What is expected: Copy every line that contains the string "ileostomy" from the entries below.
════════
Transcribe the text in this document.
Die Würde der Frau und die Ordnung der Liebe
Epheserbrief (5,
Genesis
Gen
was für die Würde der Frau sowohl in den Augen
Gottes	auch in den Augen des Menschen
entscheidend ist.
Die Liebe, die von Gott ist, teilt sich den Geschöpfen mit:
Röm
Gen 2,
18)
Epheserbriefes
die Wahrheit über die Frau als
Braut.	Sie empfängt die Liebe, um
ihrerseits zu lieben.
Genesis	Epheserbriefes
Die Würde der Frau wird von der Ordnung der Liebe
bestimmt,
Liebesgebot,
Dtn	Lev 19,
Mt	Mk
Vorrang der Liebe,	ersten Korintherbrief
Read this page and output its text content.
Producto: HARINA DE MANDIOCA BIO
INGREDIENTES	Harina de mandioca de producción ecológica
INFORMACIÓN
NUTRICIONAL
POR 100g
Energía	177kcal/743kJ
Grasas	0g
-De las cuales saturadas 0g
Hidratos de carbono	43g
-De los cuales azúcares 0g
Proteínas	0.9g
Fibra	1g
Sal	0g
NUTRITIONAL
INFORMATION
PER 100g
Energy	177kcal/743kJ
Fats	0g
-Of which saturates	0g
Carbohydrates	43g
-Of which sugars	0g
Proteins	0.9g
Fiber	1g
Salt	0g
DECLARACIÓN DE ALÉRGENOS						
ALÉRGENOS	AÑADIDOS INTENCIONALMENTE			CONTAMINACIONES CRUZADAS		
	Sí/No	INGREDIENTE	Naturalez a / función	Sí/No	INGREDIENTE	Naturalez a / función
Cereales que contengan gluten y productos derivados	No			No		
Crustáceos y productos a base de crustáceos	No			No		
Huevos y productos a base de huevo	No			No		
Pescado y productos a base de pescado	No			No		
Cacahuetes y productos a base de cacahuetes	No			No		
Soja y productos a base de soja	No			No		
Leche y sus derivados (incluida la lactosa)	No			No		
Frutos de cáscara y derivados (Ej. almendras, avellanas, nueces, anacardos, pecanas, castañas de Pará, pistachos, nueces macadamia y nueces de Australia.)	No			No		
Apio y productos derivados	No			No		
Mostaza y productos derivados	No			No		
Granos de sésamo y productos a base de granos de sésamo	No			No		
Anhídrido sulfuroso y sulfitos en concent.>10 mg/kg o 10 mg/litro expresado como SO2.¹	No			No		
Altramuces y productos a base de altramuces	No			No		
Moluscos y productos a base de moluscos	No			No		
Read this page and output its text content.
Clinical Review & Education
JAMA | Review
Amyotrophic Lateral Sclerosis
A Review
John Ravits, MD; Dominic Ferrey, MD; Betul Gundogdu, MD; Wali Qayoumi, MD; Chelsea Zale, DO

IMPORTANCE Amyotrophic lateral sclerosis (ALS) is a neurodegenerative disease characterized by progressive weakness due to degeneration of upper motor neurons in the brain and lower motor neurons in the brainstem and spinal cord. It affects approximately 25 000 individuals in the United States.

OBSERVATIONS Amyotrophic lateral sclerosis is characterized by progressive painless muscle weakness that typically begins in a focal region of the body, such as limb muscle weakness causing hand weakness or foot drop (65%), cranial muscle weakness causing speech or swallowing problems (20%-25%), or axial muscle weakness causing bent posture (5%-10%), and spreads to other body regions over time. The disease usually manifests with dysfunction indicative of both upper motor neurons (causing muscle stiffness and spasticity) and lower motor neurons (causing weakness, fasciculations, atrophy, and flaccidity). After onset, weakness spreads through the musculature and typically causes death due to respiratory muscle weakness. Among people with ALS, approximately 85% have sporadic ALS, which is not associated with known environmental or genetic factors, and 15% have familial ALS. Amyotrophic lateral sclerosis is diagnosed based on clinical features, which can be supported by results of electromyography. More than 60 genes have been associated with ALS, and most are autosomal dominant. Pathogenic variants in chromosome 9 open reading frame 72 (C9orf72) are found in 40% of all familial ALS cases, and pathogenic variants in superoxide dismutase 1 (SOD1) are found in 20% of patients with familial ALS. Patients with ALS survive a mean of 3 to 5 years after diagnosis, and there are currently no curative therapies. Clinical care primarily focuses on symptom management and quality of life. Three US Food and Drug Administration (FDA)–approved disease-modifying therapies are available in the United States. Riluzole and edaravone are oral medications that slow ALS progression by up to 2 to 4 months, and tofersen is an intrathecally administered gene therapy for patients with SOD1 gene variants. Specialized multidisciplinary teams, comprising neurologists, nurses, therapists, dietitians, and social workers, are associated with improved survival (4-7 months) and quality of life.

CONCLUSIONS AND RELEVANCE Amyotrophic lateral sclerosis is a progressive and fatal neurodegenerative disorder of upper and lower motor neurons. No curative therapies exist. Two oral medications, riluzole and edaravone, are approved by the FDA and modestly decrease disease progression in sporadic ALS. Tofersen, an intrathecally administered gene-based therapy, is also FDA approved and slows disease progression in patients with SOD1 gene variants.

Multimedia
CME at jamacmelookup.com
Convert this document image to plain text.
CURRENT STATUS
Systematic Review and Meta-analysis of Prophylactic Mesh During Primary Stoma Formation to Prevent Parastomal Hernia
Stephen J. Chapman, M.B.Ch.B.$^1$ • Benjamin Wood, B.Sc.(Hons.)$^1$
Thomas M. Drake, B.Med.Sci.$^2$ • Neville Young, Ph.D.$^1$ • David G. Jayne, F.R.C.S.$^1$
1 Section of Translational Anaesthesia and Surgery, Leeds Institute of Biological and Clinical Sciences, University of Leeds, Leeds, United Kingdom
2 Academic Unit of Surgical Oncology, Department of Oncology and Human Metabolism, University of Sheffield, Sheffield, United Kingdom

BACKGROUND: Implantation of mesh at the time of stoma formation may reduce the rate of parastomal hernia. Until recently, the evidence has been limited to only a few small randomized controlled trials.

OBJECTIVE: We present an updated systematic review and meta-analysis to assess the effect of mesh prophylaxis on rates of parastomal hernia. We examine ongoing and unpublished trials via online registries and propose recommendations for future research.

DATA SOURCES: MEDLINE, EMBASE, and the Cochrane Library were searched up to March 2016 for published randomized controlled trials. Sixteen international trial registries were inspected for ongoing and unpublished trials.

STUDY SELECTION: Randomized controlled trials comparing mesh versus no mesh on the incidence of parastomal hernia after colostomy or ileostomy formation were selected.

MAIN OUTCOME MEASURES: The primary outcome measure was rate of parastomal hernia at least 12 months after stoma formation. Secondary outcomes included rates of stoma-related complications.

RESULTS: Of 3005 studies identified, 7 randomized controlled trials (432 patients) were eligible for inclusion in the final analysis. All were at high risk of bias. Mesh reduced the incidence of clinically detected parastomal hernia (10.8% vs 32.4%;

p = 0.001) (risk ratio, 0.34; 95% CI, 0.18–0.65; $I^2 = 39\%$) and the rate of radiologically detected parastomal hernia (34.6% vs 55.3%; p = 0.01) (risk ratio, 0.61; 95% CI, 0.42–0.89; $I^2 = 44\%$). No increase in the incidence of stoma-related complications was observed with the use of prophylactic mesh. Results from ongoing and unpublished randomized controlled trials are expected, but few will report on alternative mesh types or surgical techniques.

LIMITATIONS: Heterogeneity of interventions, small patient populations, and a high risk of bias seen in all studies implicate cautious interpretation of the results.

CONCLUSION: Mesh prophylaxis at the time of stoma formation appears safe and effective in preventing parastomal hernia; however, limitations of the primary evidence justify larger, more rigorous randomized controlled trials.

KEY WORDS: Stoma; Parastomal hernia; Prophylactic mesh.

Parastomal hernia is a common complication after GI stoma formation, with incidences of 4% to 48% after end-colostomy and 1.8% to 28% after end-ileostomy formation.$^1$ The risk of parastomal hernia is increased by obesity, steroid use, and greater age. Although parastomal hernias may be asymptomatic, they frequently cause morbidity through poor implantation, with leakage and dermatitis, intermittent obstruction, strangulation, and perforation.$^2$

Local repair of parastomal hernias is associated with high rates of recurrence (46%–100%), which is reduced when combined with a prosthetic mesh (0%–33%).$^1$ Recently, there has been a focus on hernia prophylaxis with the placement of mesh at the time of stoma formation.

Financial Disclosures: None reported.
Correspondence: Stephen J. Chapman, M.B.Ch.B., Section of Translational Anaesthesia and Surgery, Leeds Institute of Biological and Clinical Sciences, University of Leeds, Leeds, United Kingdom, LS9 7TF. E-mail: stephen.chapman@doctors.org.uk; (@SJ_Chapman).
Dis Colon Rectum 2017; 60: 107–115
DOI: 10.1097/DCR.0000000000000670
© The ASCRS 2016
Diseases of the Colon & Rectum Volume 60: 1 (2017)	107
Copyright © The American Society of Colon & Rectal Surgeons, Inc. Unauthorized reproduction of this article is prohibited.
════════
Exercise response:
STUDY SELECTION: Randomized controlled trials comparing mesh versus no mesh on the incidence of parastomal hernia after colostomy or ileostomy formation were selected.
Parastomal hernia is a common complication after GI stoma formation, with incidences of 4% to 48% after end-colostomy and 1.8% to 28% after end-ileostomy formation.$^1$ The risk of parastomal hernia is increased by obesity, steroid use, and greater age. Although parastomal hernias may be asymptomatic, they frequently cause morbidity through poor implantation, with leakage and dermatitis, intermittent obstruction, strangulation, and perforation.$^2$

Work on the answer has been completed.